[WRITTEN INSTRUCTION] Identify every line in the records below that contains the word "this", and copy each of those lines.

[DATA LISTING]
__________________________________________________
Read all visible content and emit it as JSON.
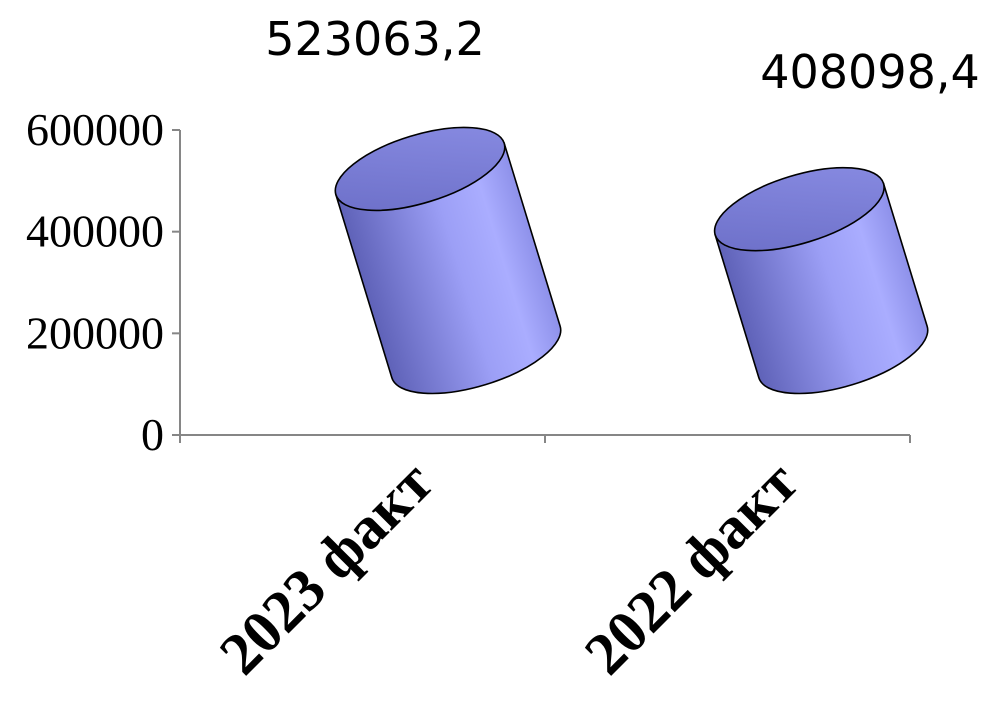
{
  "chart_data": {
    "type": "bar",
    "style": "3d-cylinder",
    "title": "",
    "xlabel": "",
    "ylabel": "",
    "categories": [
      "2023 факт",
      "2022 факт"
    ],
    "values": [
      523063.2,
      408098.4
    ],
    "data_labels": [
      "523063,2",
      "408098,4"
    ],
    "ylim": [
      0,
      600000
    ],
    "yticks": [
      0,
      200000,
      400000,
      600000
    ],
    "ytick_labels": [
      "0",
      "200000",
      "400000",
      "600000"
    ],
    "grid": false,
    "legend": "none",
    "colors": {
      "bar_fill_dark": "#6f72c8",
      "bar_fill_light": "#a8abff",
      "bar_top": "#7b7ed6",
      "axis": "#868686"
    }
  }
}
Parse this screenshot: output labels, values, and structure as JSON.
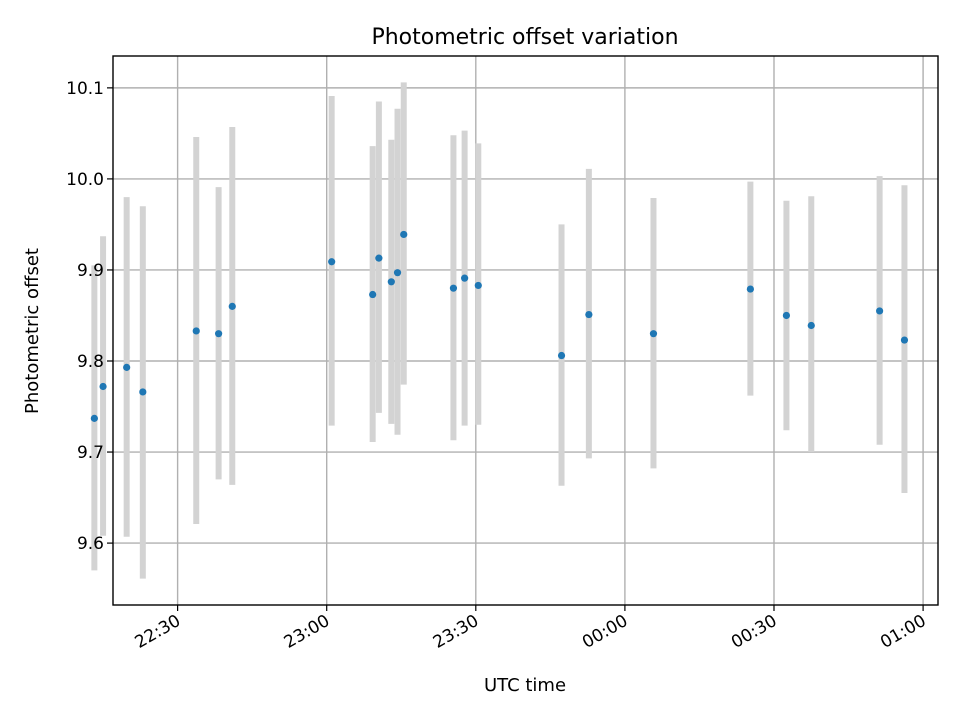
{
  "chart_data": {
    "type": "scatter",
    "title": "Photometric offset variation",
    "xlabel": "UTC time",
    "ylabel": "Photometric offset",
    "xlim": [
      "22:17",
      "01:03"
    ],
    "ylim": [
      9.532,
      10.135
    ],
    "grid": true,
    "x_ticks": [
      "22:30",
      "23:00",
      "23:30",
      "00:00",
      "00:30",
      "01:00"
    ],
    "y_ticks": [
      "9.6",
      "9.7",
      "9.8",
      "9.9",
      "10.0",
      "10.1"
    ],
    "colors": {
      "point": "#1f77b4",
      "errorbar": "#d3d3d3"
    },
    "series": [
      {
        "points": [
          {
            "x": "22:13:15",
            "y": 9.737,
            "ylow": 9.57,
            "yhigh": 9.905
          },
          {
            "x": "22:15:00",
            "y": 9.772,
            "ylow": 9.608,
            "yhigh": 9.937
          },
          {
            "x": "22:19:45",
            "y": 9.793,
            "ylow": 9.607,
            "yhigh": 9.98
          },
          {
            "x": "22:23:00",
            "y": 9.766,
            "ylow": 9.561,
            "yhigh": 9.97
          },
          {
            "x": "22:33:45",
            "y": 9.833,
            "ylow": 9.621,
            "yhigh": 10.046
          },
          {
            "x": "22:38:15",
            "y": 9.83,
            "ylow": 9.67,
            "yhigh": 9.991
          },
          {
            "x": "22:41:00",
            "y": 9.86,
            "ylow": 9.664,
            "yhigh": 10.057
          },
          {
            "x": "23:01:00",
            "y": 9.909,
            "ylow": 9.729,
            "yhigh": 10.091
          },
          {
            "x": "23:09:15",
            "y": 9.873,
            "ylow": 9.711,
            "yhigh": 10.036
          },
          {
            "x": "23:10:30",
            "y": 9.913,
            "ylow": 9.743,
            "yhigh": 10.085
          },
          {
            "x": "23:13:00",
            "y": 9.887,
            "ylow": 9.731,
            "yhigh": 10.043
          },
          {
            "x": "23:14:15",
            "y": 9.897,
            "ylow": 9.719,
            "yhigh": 10.077
          },
          {
            "x": "23:15:30",
            "y": 9.939,
            "ylow": 9.774,
            "yhigh": 10.106
          },
          {
            "x": "23:25:30",
            "y": 9.88,
            "ylow": 9.713,
            "yhigh": 10.048
          },
          {
            "x": "23:27:45",
            "y": 9.891,
            "ylow": 9.729,
            "yhigh": 10.053
          },
          {
            "x": "23:30:30",
            "y": 9.883,
            "ylow": 9.73,
            "yhigh": 10.039
          },
          {
            "x": "23:47:15",
            "y": 9.806,
            "ylow": 9.663,
            "yhigh": 9.95
          },
          {
            "x": "23:52:45",
            "y": 9.851,
            "ylow": 9.693,
            "yhigh": 10.011
          },
          {
            "x": "00:05:45",
            "y": 9.83,
            "ylow": 9.682,
            "yhigh": 9.979
          },
          {
            "x": "00:25:15",
            "y": 9.879,
            "ylow": 9.762,
            "yhigh": 9.997
          },
          {
            "x": "00:32:30",
            "y": 9.85,
            "ylow": 9.724,
            "yhigh": 9.976
          },
          {
            "x": "00:37:30",
            "y": 9.839,
            "ylow": 9.7,
            "yhigh": 9.981
          },
          {
            "x": "00:51:15",
            "y": 9.855,
            "ylow": 9.708,
            "yhigh": 10.003
          },
          {
            "x": "00:56:15",
            "y": 9.823,
            "ylow": 9.655,
            "yhigh": 9.993
          }
        ]
      }
    ]
  }
}
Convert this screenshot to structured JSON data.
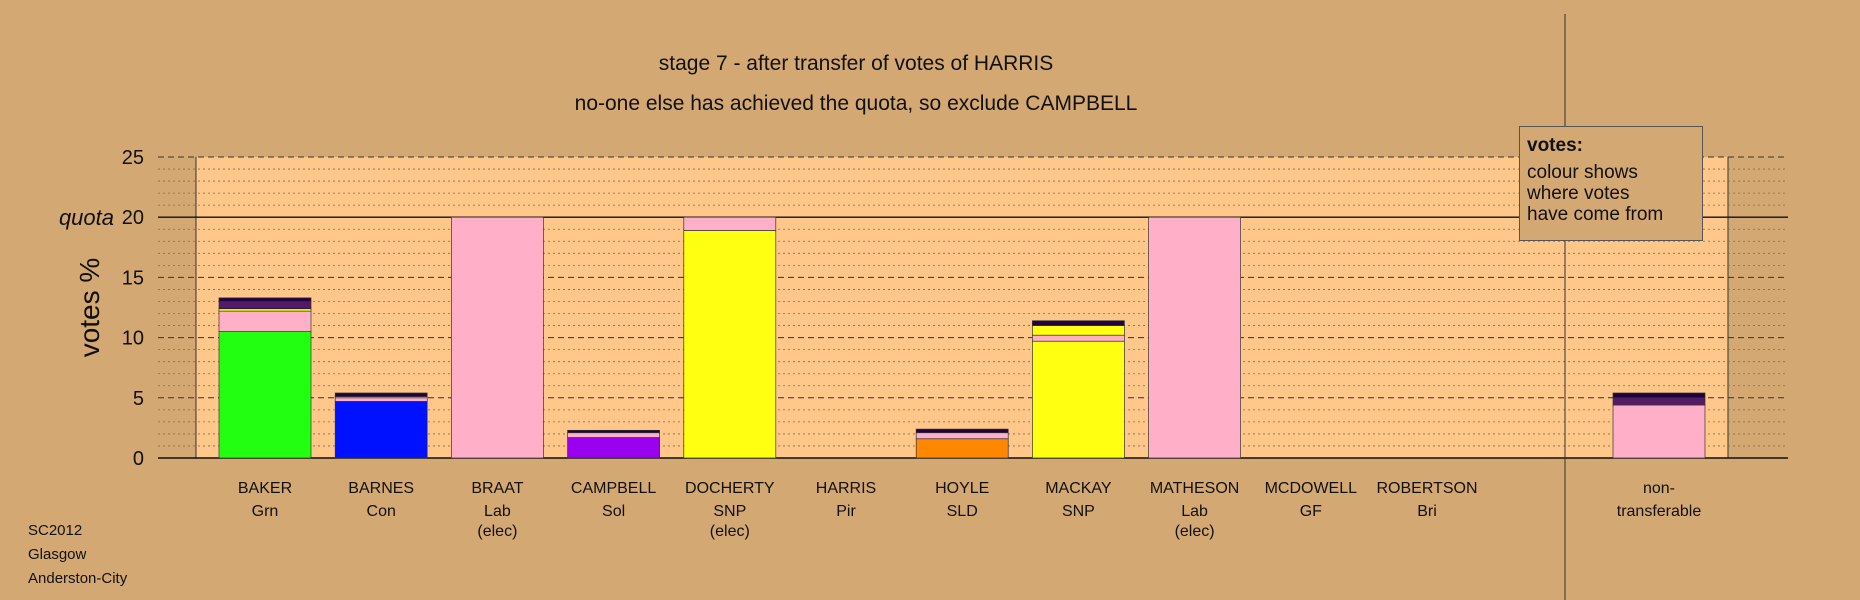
{
  "title_lines": [
    "stage 7 - after transfer of votes of HARRIS",
    "no-one else has achieved the quota, so exclude CAMPBELL"
  ],
  "legend": {
    "title": "votes:",
    "text": "colour shows\nwhere votes\nhave come from"
  },
  "footer": [
    "SC2012",
    "Glasgow",
    "Anderston-City"
  ],
  "chart_data": {
    "type": "bar",
    "stacked": true,
    "ylabel": "votes %",
    "ylim": [
      0,
      25
    ],
    "yticks": [
      0,
      5,
      10,
      15,
      20,
      25
    ],
    "quota": 20,
    "quota_label": "quota",
    "grid": true,
    "colors": {
      "Grn": "#22ff11",
      "Con": "#0011ff",
      "Lab": "#ffb0c8",
      "Sol": "#9900ee",
      "SNP": "#ffff11",
      "SLD": "#ff8800",
      "Pir": "#551a66",
      "Bri": "#220044"
    },
    "categories": [
      {
        "name": "BAKER",
        "party": "Grn",
        "note": "",
        "segments": [
          {
            "from": "Grn",
            "value": 10.5
          },
          {
            "from": "Lab",
            "value": 1.7
          },
          {
            "from": "SNP",
            "value": 0.2
          },
          {
            "from": "Bri",
            "value": 0.1
          },
          {
            "from": "Pir",
            "value": 0.5
          },
          {
            "from": "Bri",
            "value": 0.3
          }
        ]
      },
      {
        "name": "BARNES",
        "party": "Con",
        "note": "",
        "segments": [
          {
            "from": "Con",
            "value": 4.7
          },
          {
            "from": "Lab",
            "value": 0.3
          },
          {
            "from": "SNP",
            "value": 0.1
          },
          {
            "from": "Bri",
            "value": 0.3
          }
        ]
      },
      {
        "name": "BRAAT",
        "party": "Lab",
        "note": "(elec)",
        "segments": [
          {
            "from": "Lab",
            "value": 20
          }
        ]
      },
      {
        "name": "CAMPBELL",
        "party": "Sol",
        "note": "",
        "segments": [
          {
            "from": "Sol",
            "value": 1.7
          },
          {
            "from": "Lab",
            "value": 0.4
          },
          {
            "from": "Bri",
            "value": 0.2
          }
        ]
      },
      {
        "name": "DOCHERTY",
        "party": "SNP",
        "note": "(elec)",
        "segments": [
          {
            "from": "SNP",
            "value": 18.9
          },
          {
            "from": "Lab",
            "value": 1.1
          }
        ]
      },
      {
        "name": "HARRIS",
        "party": "Pir",
        "note": "",
        "segments": []
      },
      {
        "name": "HOYLE",
        "party": "SLD",
        "note": "",
        "segments": [
          {
            "from": "SLD",
            "value": 1.6
          },
          {
            "from": "Lab",
            "value": 0.5
          },
          {
            "from": "Bri",
            "value": 0.3
          }
        ]
      },
      {
        "name": "MACKAY",
        "party": "SNP",
        "note": "",
        "segments": [
          {
            "from": "SNP",
            "value": 9.7
          },
          {
            "from": "Lab",
            "value": 0.5
          },
          {
            "from": "SNP",
            "value": 0.8
          },
          {
            "from": "Bri",
            "value": 0.4
          }
        ]
      },
      {
        "name": "MATHESON",
        "party": "Lab",
        "note": "(elec)",
        "segments": [
          {
            "from": "Lab",
            "value": 20
          }
        ]
      },
      {
        "name": "MCDOWELL",
        "party": "GF",
        "note": "",
        "segments": []
      },
      {
        "name": "ROBERTSON",
        "party": "Bri",
        "note": "",
        "segments": []
      }
    ],
    "nontransferable": {
      "label_lines": [
        "non-",
        "transferable"
      ],
      "segments": [
        {
          "from": "Lab",
          "value": 4.4
        },
        {
          "from": "Pir",
          "value": 0.6
        },
        {
          "from": "Bri",
          "value": 0.4
        }
      ]
    }
  }
}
__________________________________________________
[COMPLETE OUTPUT]
Parse this screenshot: output labels, values, and structure as JSON.
Convert this screenshot to structured JSON data.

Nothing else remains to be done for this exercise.